◆ **TASK OBJECTIVE**:
Reproduce all entries precisely, down to the last character.

◆ **TASK DATA**:

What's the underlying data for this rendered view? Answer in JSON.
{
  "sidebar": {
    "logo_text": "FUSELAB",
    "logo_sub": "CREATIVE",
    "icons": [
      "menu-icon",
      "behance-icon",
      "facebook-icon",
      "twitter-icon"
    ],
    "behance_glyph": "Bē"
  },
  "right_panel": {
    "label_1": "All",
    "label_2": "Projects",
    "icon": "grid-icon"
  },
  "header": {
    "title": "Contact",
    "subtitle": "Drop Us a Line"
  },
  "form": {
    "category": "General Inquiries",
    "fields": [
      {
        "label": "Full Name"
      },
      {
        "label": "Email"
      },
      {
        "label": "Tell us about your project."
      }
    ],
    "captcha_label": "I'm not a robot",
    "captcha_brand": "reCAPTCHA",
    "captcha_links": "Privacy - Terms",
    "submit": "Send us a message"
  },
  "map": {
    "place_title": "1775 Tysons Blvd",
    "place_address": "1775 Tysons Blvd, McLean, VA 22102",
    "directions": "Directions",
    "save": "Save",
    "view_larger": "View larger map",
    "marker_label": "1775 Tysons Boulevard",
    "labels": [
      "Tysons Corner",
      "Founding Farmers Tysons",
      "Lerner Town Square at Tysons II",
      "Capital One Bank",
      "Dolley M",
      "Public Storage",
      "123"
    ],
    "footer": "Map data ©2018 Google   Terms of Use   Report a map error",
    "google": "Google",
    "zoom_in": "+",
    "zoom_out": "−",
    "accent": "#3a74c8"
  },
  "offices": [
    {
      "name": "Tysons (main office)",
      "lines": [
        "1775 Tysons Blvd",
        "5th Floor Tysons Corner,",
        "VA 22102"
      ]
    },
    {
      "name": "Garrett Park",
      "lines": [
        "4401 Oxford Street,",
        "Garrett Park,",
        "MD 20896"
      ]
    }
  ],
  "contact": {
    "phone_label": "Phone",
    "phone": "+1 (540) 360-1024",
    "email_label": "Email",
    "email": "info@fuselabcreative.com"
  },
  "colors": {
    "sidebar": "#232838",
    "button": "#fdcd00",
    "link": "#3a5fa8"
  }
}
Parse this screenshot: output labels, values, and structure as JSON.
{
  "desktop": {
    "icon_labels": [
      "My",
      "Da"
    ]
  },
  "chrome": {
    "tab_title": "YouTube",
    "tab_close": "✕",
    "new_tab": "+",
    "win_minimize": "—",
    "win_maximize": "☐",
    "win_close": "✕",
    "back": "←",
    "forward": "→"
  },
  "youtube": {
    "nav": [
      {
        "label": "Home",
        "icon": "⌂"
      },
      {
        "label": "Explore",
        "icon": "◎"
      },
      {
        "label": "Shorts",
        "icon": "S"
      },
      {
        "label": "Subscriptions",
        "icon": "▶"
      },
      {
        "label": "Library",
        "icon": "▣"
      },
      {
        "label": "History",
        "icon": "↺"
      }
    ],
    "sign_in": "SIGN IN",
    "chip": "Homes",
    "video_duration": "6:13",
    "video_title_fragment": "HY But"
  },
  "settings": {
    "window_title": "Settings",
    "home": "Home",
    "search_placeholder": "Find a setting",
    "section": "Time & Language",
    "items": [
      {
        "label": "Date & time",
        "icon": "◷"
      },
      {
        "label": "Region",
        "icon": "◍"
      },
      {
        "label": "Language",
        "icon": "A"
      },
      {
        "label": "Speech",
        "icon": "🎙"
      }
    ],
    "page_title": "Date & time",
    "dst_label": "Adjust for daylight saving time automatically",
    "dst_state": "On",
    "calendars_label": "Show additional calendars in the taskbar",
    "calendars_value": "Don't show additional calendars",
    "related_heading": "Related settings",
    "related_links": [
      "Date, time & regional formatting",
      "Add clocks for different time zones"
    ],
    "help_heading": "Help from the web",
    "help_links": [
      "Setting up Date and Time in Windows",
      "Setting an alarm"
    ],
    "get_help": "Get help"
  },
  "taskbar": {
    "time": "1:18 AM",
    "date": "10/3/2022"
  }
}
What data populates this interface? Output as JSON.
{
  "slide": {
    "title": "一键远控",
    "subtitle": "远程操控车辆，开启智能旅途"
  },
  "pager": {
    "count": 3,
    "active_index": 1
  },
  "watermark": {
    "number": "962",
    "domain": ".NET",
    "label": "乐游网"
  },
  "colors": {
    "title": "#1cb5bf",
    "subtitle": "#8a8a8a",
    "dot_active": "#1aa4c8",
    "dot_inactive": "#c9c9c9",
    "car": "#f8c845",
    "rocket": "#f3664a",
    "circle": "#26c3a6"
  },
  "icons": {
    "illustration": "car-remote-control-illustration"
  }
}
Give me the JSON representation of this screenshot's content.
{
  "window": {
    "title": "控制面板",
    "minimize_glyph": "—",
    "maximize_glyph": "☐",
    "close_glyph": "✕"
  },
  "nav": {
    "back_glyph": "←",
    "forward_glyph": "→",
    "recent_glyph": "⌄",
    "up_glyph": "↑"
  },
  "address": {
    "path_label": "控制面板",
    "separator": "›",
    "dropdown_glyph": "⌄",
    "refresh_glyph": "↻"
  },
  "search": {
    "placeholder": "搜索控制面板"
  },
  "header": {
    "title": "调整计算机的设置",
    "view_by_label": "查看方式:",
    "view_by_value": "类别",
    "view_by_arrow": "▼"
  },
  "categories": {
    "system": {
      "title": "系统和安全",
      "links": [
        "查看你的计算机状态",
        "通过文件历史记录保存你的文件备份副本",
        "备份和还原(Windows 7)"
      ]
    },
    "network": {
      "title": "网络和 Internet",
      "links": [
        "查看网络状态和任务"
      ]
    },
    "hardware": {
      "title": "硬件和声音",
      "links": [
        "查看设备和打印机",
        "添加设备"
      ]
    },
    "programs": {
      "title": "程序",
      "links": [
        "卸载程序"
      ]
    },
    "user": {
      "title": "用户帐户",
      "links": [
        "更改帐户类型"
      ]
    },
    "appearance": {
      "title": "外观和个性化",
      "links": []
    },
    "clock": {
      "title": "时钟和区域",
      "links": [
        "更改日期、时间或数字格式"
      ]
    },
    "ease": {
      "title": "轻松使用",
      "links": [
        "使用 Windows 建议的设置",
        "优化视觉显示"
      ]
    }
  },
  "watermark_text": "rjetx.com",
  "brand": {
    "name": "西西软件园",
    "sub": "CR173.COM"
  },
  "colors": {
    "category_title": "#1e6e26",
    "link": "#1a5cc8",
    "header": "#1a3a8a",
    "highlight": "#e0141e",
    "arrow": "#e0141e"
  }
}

◆ **SOLUTION TO THE EXERCISE**:
What's the underlying data for this rendered view? Answer in JSON.
{
  "sidebar": {
    "logo_text": "FUSELAB",
    "logo_sub": "CREATIVE",
    "icons": [
      "menu-icon",
      "behance-icon",
      "facebook-icon",
      "twitter-icon"
    ],
    "behance_glyph": "Bē"
  },
  "right_panel": {
    "label_1": "All",
    "label_2": "Projects",
    "icon": "grid-icon"
  },
  "header": {
    "title": "Contact",
    "subtitle": "Drop Us a Line"
  },
  "form": {
    "category": "General Inquiries",
    "fields": [
      {
        "label": "Full Name"
      },
      {
        "label": "Email"
      },
      {
        "label": "Tell us about your project."
      }
    ],
    "captcha_label": "I'm not a robot",
    "captcha_brand": "reCAPTCHA",
    "captcha_links": "Privacy - Terms",
    "submit": "Send us a message"
  },
  "map": {
    "place_title": "1775 Tysons Blvd",
    "place_address": "1775 Tysons Blvd, McLean, VA 22102",
    "directions": "Directions",
    "save": "Save",
    "view_larger": "View larger map",
    "marker_label": "1775 Tysons Boulevard",
    "labels": [
      "Tysons Corner",
      "Founding Farmers Tysons",
      "Lerner Town Square at Tysons II",
      "Capital One Bank",
      "Dolley M",
      "Public Storage",
      "123"
    ],
    "footer": "Map data ©2018 Google   Terms of Use   Report a map error",
    "google": "Google",
    "zoom_in": "+",
    "zoom_out": "−",
    "accent": "#3a74c8"
  },
  "offices": [
    {
      "name": "Tysons (main office)",
      "lines": [
        "1775 Tysons Blvd",
        "5th Floor Tysons Corner,",
        "VA 22102"
      ]
    },
    {
      "name": "Garrett Park",
      "lines": [
        "4401 Oxford Street,",
        "Garrett Park,",
        "MD 20896"
      ]
    }
  ],
  "contact": {
    "phone_label": "Phone",
    "phone": "+1 (540) 360-1024",
    "email_label": "Email",
    "email": "info@fuselabcreative.com"
  },
  "colors": {
    "sidebar": "#232838",
    "button": "#fdcd00",
    "link": "#3a5fa8"
  }
}
Parse this screenshot: output labels, values, and structure as JSON.
{
  "desktop": {
    "icon_labels": [
      "My",
      "Da"
    ]
  },
  "chrome": {
    "tab_title": "YouTube",
    "tab_close": "✕",
    "new_tab": "+",
    "win_minimize": "—",
    "win_maximize": "☐",
    "win_close": "✕",
    "back": "←",
    "forward": "→"
  },
  "youtube": {
    "nav": [
      {
        "label": "Home",
        "icon": "⌂"
      },
      {
        "label": "Explore",
        "icon": "◎"
      },
      {
        "label": "Shorts",
        "icon": "S"
      },
      {
        "label": "Subscriptions",
        "icon": "▶"
      },
      {
        "label": "Library",
        "icon": "▣"
      },
      {
        "label": "History",
        "icon": "↺"
      }
    ],
    "sign_in": "SIGN IN",
    "chip": "Homes",
    "video_duration": "6:13",
    "video_title_fragment": "HY But"
  },
  "settings": {
    "window_title": "Settings",
    "home": "Home",
    "search_placeholder": "Find a setting",
    "section": "Time & Language",
    "items": [
      {
        "label": "Date & time",
        "icon": "◷"
      },
      {
        "label": "Region",
        "icon": "◍"
      },
      {
        "label": "Language",
        "icon": "A"
      },
      {
        "label": "Speech",
        "icon": "🎙"
      }
    ],
    "page_title": "Date & time",
    "dst_label": "Adjust for daylight saving time automatically",
    "dst_state": "On",
    "calendars_label": "Show additional calendars in the taskbar",
    "calendars_value": "Don't show additional calendars",
    "related_heading": "Related settings",
    "related_links": [
      "Date, time & regional formatting",
      "Add clocks for different time zones"
    ],
    "help_heading": "Help from the web",
    "help_links": [
      "Setting up Date and Time in Windows",
      "Setting an alarm"
    ],
    "get_help": "Get help"
  },
  "taskbar": {
    "time": "1:18 AM",
    "date": "10/3/2022"
  }
}
What data populates this interface? Output as JSON.
{
  "slide": {
    "title": "一键远控",
    "subtitle": "远程操控车辆，开启智能旅途"
  },
  "pager": {
    "count": 3,
    "active_index": 1
  },
  "watermark": {
    "number": "962",
    "domain": ".NET",
    "label": "乐游网"
  },
  "colors": {
    "title": "#1cb5bf",
    "subtitle": "#8a8a8a",
    "dot_active": "#1aa4c8",
    "dot_inactive": "#c9c9c9",
    "car": "#f8c845",
    "rocket": "#f3664a",
    "circle": "#26c3a6"
  },
  "icons": {
    "illustration": "car-remote-control-illustration"
  }
}
Give me the JSON representation of this screenshot's content.
{
  "window": {
    "title": "控制面板",
    "minimize_glyph": "—",
    "maximize_glyph": "☐",
    "close_glyph": "✕"
  },
  "nav": {
    "back_glyph": "←",
    "forward_glyph": "→",
    "recent_glyph": "⌄",
    "up_glyph": "↑"
  },
  "address": {
    "path_label": "控制面板",
    "separator": "›",
    "dropdown_glyph": "⌄",
    "refresh_glyph": "↻"
  },
  "search": {
    "placeholder": "搜索控制面板"
  },
  "header": {
    "title": "调整计算机的设置",
    "view_by_label": "查看方式:",
    "view_by_value": "类别",
    "view_by_arrow": "▼"
  },
  "categories": {
    "system": {
      "title": "系统和安全",
      "links": [
        "查看你的计算机状态",
        "通过文件历史记录保存你的文件备份副本",
        "备份和还原(Windows 7)"
      ]
    },
    "network": {
      "title": "网络和 Internet",
      "links": [
        "查看网络状态和任务"
      ]
    },
    "hardware": {
      "title": "硬件和声音",
      "links": [
        "查看设备和打印机",
        "添加设备"
      ]
    },
    "programs": {
      "title": "程序",
      "links": [
        "卸载程序"
      ]
    },
    "user": {
      "title": "用户帐户",
      "links": [
        "更改帐户类型"
      ]
    },
    "appearance": {
      "title": "外观和个性化",
      "links": []
    },
    "clock": {
      "title": "时钟和区域",
      "links": [
        "更改日期、时间或数字格式"
      ]
    },
    "ease": {
      "title": "轻松使用",
      "links": [
        "使用 Windows 建议的设置",
        "优化视觉显示"
      ]
    }
  },
  "watermark_text": "rjetx.com",
  "brand": {
    "name": "西西软件园",
    "sub": "CR173.COM"
  },
  "colors": {
    "category_title": "#1e6e26",
    "link": "#1a5cc8",
    "header": "#1a3a8a",
    "highlight": "#e0141e",
    "arrow": "#e0141e"
  }
}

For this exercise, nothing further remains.